• EXERCISE DATA:
# # #

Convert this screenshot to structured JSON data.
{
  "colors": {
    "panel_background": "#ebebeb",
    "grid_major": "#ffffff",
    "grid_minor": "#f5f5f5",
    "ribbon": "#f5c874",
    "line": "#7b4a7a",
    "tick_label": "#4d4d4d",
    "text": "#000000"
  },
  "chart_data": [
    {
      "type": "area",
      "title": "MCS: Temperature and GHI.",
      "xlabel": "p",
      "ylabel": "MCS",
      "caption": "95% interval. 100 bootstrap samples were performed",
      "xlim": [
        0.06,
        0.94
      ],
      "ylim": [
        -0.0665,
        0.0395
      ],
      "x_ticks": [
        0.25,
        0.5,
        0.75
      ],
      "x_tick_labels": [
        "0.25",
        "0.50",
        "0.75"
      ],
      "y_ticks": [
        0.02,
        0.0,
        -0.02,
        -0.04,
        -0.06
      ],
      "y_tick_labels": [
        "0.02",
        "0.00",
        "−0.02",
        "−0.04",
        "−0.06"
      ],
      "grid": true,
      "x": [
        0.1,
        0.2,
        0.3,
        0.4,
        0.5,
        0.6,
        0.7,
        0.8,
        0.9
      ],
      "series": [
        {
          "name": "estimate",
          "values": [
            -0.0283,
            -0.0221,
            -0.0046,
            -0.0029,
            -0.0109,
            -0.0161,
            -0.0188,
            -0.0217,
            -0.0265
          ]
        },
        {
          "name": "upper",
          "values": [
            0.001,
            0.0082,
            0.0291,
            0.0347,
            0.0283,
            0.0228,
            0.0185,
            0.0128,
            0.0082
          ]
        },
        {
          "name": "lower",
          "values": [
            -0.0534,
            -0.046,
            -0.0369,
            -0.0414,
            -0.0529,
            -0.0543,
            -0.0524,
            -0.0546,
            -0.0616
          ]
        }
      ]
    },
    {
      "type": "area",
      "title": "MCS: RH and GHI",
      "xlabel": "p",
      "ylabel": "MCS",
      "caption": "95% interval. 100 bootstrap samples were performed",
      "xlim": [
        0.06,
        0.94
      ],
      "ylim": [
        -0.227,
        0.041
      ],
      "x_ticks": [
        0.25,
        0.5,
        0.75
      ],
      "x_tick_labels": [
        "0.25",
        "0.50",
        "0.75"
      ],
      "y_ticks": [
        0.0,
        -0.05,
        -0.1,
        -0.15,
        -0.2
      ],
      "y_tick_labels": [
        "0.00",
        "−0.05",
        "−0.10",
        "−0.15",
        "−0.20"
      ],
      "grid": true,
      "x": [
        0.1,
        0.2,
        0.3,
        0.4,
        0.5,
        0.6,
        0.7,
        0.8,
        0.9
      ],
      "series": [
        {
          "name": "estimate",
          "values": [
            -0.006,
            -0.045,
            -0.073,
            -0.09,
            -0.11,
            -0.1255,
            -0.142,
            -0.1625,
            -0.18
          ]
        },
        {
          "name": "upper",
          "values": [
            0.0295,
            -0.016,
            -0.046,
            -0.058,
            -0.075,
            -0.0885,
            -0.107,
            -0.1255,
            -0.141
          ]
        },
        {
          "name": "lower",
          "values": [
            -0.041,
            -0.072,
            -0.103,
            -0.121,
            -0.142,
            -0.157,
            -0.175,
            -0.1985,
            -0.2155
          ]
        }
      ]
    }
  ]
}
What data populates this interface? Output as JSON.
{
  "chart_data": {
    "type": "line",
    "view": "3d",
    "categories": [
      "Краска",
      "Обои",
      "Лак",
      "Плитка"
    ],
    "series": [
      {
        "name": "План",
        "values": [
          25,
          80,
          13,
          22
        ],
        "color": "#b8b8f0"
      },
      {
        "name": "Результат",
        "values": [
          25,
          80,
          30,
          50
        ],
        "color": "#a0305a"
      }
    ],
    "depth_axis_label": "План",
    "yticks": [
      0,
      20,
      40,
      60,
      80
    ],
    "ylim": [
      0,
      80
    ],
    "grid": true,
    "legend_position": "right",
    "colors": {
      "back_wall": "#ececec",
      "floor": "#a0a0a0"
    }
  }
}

# # #

• TASK DESCRIPTION:
Repeat the records above exactly as they appear.

• RESPONSE FOR THIS EXERCISE:
Convert this screenshot to structured JSON data.
{
  "colors": {
    "panel_background": "#ebebeb",
    "grid_major": "#ffffff",
    "grid_minor": "#f5f5f5",
    "ribbon": "#f5c874",
    "line": "#7b4a7a",
    "tick_label": "#4d4d4d",
    "text": "#000000"
  },
  "chart_data": [
    {
      "type": "area",
      "title": "MCS: Temperature and GHI.",
      "xlabel": "p",
      "ylabel": "MCS",
      "caption": "95% interval. 100 bootstrap samples were performed",
      "xlim": [
        0.06,
        0.94
      ],
      "ylim": [
        -0.0665,
        0.0395
      ],
      "x_ticks": [
        0.25,
        0.5,
        0.75
      ],
      "x_tick_labels": [
        "0.25",
        "0.50",
        "0.75"
      ],
      "y_ticks": [
        0.02,
        0.0,
        -0.02,
        -0.04,
        -0.06
      ],
      "y_tick_labels": [
        "0.02",
        "0.00",
        "−0.02",
        "−0.04",
        "−0.06"
      ],
      "grid": true,
      "x": [
        0.1,
        0.2,
        0.3,
        0.4,
        0.5,
        0.6,
        0.7,
        0.8,
        0.9
      ],
      "series": [
        {
          "name": "estimate",
          "values": [
            -0.0283,
            -0.0221,
            -0.0046,
            -0.0029,
            -0.0109,
            -0.0161,
            -0.0188,
            -0.0217,
            -0.0265
          ]
        },
        {
          "name": "upper",
          "values": [
            0.001,
            0.0082,
            0.0291,
            0.0347,
            0.0283,
            0.0228,
            0.0185,
            0.0128,
            0.0082
          ]
        },
        {
          "name": "lower",
          "values": [
            -0.0534,
            -0.046,
            -0.0369,
            -0.0414,
            -0.0529,
            -0.0543,
            -0.0524,
            -0.0546,
            -0.0616
          ]
        }
      ]
    },
    {
      "type": "area",
      "title": "MCS: RH and GHI",
      "xlabel": "p",
      "ylabel": "MCS",
      "caption": "95% interval. 100 bootstrap samples were performed",
      "xlim": [
        0.06,
        0.94
      ],
      "ylim": [
        -0.227,
        0.041
      ],
      "x_ticks": [
        0.25,
        0.5,
        0.75
      ],
      "x_tick_labels": [
        "0.25",
        "0.50",
        "0.75"
      ],
      "y_ticks": [
        0.0,
        -0.05,
        -0.1,
        -0.15,
        -0.2
      ],
      "y_tick_labels": [
        "0.00",
        "−0.05",
        "−0.10",
        "−0.15",
        "−0.20"
      ],
      "grid": true,
      "x": [
        0.1,
        0.2,
        0.3,
        0.4,
        0.5,
        0.6,
        0.7,
        0.8,
        0.9
      ],
      "series": [
        {
          "name": "estimate",
          "values": [
            -0.006,
            -0.045,
            -0.073,
            -0.09,
            -0.11,
            -0.1255,
            -0.142,
            -0.1625,
            -0.18
          ]
        },
        {
          "name": "upper",
          "values": [
            0.0295,
            -0.016,
            -0.046,
            -0.058,
            -0.075,
            -0.0885,
            -0.107,
            -0.1255,
            -0.141
          ]
        },
        {
          "name": "lower",
          "values": [
            -0.041,
            -0.072,
            -0.103,
            -0.121,
            -0.142,
            -0.157,
            -0.175,
            -0.1985,
            -0.2155
          ]
        }
      ]
    }
  ]
}
What data populates this interface? Output as JSON.
{
  "chart_data": {
    "type": "line",
    "view": "3d",
    "categories": [
      "Краска",
      "Обои",
      "Лак",
      "Плитка"
    ],
    "series": [
      {
        "name": "План",
        "values": [
          25,
          80,
          13,
          22
        ],
        "color": "#b8b8f0"
      },
      {
        "name": "Результат",
        "values": [
          25,
          80,
          30,
          50
        ],
        "color": "#a0305a"
      }
    ],
    "depth_axis_label": "План",
    "yticks": [
      0,
      20,
      40,
      60,
      80
    ],
    "ylim": [
      0,
      80
    ],
    "grid": true,
    "legend_position": "right",
    "colors": {
      "back_wall": "#ececec",
      "floor": "#a0a0a0"
    }
  }
}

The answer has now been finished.